Reading text »

Variables and measurements
Outcome variable.
The dependent variable was early childhood development status calculated by the ECDI2030. The ECDI2030 covers 12 subdomains under three domains of ECD, namely, health, learning, and psychosocial well-being. It contains 20 closed-answer questions or milestones. Mothers were asked how the child behaves in everyday situations and the skills the child has acquired. The first 18 items included a binary yes/no response, and the last two included a graded response. A yes answer to question ECD1-ECD18, any answer other than “daily” to question ECD19, and any answer other than “more” or “a lot more” to question ECD20 was given a score of 1 and a score of 0 otherwise. The mothers who answered “I don’t know” were treated in the same way as those who answered “no”. This gives ECDI2030 a possible range of scores for milestones ranging from 0 to 20. The minimum number of developmental milestones expected for each group is 7, 9, 11, 13, and 15 for ages 24–29, 30–35, 36–41, 42–47, and 48–59 months, respectively. If a child achieves the minimum or greater number of developmental milestones for their age, the child is developmentally on track; if not, they are not on track or are developmentally on delay [33].
Predictors.
The independent variables used in this study were child age, child sex, early childhood disease status, vitamin A supplementation status, use of drugs for intestinal parasites, maternal age, maternal and paternal education level, working status, marital status, sex of the household head, internet use, health insurance, residence [34] and sanitation (water and toilet) [35]. To assess a child’s nutritional status, three anthropometric indices, height-for-age z-score (HAZ), weight-for-age z-score (WAZ), and weight-for-height z-score (WHZ), were used. If the HAZ, WHZ, or WAZ was below −2, the child was classified as stunted, wasted, or underweight, respectively, and if their WHZ was greater than +2, they were classified as overweight [32]. Early childhood diseases were classified as “yes” if the child’s mother (or caretaker) stated that the child had symptoms of diarrhea, cough accompanied by short, rapid breathing or difficulty breathing or fever in the past 2 weeks; otherwise, they were classified as “no”. Within the DHS dataset, the composite variable known as the wealth index is classified as “poorest,” “poorer,” “middle,” “richer,” or “richest.” Three categories were used for this study: “poor” (which includes the poorest and poorest people), “medium,” and “rich” (which includes the richest and richest people). Three factors were combined to establish media exposure: listening to the radio, watching TV, and reading newspapers or magazines. A woman is deemed to have had media exposure if she says yes to at least one question. A list of the explanatory variables and their coding can be found in S1 Table.

Problem set »
1 - In one to three sentences, explain why ECDI2030 scores can range from 0 to 20, using the scoring rules in the variables and measurements section.
2 - According to the variables and measurements section, what is the minimum number of developmental milestones expected for children aged 36–41 months?
3 - Resume the variables and measurements section after its final sentence, keeping its style.
The rows that come next have no connection to the variables and measurements section.

Document layout analysis data
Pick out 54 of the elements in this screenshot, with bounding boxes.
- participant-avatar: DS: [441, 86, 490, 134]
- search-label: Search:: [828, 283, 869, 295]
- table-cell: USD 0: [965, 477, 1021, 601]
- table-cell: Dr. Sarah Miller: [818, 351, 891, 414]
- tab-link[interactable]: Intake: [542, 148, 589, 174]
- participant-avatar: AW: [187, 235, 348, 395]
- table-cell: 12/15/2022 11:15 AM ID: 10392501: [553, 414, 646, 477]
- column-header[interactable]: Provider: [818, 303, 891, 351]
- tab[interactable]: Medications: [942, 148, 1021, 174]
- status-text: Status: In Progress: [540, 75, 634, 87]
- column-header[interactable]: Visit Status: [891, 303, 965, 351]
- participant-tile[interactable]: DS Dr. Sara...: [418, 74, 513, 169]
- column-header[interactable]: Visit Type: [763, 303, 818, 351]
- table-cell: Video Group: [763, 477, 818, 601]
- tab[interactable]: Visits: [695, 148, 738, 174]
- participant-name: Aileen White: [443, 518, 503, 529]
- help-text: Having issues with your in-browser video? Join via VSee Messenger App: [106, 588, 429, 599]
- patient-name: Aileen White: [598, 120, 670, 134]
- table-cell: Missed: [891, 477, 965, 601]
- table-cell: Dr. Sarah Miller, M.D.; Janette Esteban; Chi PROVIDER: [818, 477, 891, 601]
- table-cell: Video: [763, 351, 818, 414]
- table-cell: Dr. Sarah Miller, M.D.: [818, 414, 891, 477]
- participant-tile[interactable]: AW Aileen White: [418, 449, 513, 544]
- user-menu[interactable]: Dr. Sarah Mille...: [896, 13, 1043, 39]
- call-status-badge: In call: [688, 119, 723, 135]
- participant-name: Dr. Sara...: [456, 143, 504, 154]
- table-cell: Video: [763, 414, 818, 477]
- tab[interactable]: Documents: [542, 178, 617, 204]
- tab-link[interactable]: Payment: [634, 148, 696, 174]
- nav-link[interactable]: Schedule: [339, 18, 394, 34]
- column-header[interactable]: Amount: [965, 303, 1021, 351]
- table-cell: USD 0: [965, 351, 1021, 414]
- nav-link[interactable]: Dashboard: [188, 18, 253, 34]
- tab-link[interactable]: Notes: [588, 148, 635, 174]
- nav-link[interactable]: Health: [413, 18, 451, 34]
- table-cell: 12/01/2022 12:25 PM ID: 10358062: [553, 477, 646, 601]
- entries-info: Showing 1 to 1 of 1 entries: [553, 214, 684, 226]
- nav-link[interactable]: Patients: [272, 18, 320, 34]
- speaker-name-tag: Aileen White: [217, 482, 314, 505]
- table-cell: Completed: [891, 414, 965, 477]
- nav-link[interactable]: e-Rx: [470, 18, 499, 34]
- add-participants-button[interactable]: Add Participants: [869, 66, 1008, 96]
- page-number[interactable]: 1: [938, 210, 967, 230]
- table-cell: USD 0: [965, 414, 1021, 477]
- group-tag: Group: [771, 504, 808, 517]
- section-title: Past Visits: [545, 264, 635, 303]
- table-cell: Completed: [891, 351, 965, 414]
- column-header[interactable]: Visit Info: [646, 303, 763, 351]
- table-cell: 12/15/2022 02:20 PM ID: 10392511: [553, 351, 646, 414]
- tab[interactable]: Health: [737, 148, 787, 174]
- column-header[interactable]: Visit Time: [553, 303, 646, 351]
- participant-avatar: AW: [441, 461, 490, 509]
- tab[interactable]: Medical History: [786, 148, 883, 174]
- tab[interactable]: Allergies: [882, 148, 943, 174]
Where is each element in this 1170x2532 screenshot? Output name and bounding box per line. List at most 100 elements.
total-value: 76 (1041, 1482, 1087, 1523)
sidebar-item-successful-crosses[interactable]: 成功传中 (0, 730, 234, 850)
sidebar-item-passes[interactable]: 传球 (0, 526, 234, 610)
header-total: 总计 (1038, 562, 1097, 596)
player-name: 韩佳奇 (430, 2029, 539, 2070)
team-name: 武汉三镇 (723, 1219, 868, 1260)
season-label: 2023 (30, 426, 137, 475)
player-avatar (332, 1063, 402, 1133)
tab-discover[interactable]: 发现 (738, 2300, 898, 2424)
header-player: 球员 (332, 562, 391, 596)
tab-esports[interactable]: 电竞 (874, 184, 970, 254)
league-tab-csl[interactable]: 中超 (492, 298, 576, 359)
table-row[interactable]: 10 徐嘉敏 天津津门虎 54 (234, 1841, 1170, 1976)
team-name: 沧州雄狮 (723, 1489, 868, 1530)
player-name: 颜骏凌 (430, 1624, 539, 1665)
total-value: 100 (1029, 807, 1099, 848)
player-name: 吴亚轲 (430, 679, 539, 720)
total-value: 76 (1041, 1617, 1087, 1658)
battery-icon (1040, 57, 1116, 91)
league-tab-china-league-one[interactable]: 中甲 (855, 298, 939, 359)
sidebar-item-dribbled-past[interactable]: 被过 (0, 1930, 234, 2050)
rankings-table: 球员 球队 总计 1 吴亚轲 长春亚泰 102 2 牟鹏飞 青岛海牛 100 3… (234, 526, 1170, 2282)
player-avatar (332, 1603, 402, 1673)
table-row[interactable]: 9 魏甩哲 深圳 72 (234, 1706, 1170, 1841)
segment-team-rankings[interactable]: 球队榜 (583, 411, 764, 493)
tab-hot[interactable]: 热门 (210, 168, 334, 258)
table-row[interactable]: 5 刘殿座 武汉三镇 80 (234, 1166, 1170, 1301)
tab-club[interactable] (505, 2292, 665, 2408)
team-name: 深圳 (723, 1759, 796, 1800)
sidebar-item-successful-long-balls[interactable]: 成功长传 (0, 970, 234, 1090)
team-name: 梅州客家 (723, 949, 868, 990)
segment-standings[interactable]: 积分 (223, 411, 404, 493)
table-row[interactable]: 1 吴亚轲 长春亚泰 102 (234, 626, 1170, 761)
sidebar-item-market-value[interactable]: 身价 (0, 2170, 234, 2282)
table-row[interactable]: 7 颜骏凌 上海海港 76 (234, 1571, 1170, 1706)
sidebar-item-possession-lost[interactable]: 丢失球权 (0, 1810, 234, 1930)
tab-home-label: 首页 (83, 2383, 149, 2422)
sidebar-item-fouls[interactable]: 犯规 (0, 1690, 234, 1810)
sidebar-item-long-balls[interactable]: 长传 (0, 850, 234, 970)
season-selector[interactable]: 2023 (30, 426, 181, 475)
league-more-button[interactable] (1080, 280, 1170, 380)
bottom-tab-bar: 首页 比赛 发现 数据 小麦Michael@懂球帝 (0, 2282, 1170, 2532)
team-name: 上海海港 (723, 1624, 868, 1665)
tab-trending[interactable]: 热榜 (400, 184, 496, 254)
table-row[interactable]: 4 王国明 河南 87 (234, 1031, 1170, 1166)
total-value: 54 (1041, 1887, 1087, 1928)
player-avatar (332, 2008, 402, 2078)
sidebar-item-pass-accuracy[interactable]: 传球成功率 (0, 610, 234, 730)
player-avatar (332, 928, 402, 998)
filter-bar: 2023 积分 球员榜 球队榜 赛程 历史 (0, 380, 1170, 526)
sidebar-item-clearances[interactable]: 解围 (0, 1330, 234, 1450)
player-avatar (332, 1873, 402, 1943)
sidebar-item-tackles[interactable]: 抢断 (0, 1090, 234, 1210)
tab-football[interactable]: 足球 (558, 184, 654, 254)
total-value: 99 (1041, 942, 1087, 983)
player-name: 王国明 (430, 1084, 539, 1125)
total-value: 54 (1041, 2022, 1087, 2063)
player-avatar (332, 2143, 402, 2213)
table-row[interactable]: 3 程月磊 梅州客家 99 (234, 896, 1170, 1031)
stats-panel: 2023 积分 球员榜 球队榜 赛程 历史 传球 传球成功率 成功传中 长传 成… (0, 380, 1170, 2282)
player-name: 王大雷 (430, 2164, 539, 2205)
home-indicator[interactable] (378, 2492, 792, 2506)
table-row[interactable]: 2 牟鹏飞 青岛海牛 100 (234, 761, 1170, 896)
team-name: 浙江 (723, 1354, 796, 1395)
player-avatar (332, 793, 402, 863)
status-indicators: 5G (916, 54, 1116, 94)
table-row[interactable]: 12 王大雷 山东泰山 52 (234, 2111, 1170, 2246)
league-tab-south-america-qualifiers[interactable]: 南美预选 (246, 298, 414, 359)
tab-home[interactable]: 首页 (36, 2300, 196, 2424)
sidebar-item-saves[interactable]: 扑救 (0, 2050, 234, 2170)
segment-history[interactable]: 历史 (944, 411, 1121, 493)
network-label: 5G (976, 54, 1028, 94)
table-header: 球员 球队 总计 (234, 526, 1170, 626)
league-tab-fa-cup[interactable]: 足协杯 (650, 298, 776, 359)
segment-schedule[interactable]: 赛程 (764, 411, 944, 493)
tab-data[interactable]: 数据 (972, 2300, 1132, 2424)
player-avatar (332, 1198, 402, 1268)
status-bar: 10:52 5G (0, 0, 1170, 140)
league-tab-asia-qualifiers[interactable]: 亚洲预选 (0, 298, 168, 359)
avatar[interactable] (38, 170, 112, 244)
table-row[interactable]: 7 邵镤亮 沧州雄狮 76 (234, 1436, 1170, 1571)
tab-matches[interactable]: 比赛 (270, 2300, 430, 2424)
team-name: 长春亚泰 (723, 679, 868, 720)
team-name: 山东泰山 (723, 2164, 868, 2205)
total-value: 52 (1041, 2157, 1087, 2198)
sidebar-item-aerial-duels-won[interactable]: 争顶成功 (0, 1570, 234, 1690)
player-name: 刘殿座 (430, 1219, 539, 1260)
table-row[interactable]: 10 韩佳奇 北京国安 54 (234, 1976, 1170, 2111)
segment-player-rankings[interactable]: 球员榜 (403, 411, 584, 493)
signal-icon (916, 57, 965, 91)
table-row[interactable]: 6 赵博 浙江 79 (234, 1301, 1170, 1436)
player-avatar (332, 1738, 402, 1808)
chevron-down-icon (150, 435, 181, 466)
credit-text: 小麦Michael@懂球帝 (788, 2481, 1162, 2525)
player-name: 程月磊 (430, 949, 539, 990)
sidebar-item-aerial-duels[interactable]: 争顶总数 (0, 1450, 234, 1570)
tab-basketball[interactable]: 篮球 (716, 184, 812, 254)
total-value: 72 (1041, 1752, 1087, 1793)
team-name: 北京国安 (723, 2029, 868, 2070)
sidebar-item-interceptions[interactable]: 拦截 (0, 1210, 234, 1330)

Activity answers »
1 - The ECDI2030 has 20 questions. Each one receives a score of 1 for a qualifying answer and 0 otherwise, so the total runs from 0 to 20.

2 - 11

3 -
Data preprocessing
Each of the three East African countries was assigned a unique code and then combined into a single dataset using the “append using” command in STATA. To ensure the data’s representativeness and account for the sampling design, weights were applied based on the sampling weight. After extracting the data with STATA version 17, the remaining preprocessing and data analysis were carried out using Python 3 (Jupyter Notebook) and its associated libraries. Features with more than 40% missing data were excluded [36] from the machine learning analysis but retained for descriptive analysis: postnatal checkup, birth weight, number of antenatal care visits, stunting, wasting, underweight, overweight, father’s education, and health insurance. All remaining features had complete data and were included in the machine learning analysis. All categorical and string variables were converted to numerical values. To create more balanced datasets for training machine learning models and address class imbalance, various resampling techniques were applied. We employed both oversampling (increasing the number of samples in the minority class) and undersampling (reduces the number of instances in the majority class) approaches [37]. The main stages of our workflow are shown in Fig 1.
Data splitting and model development
The dataset were randomly divided into training and test sets, constituting 80% (10,288) and 20% (2,572) of the data, respectively. The model was trained on 80% of the sample using five-fold cross-validation to fine-tune the model’s parameters, Then the remaining 20% of the random sample was used to determine how well the model performed [37].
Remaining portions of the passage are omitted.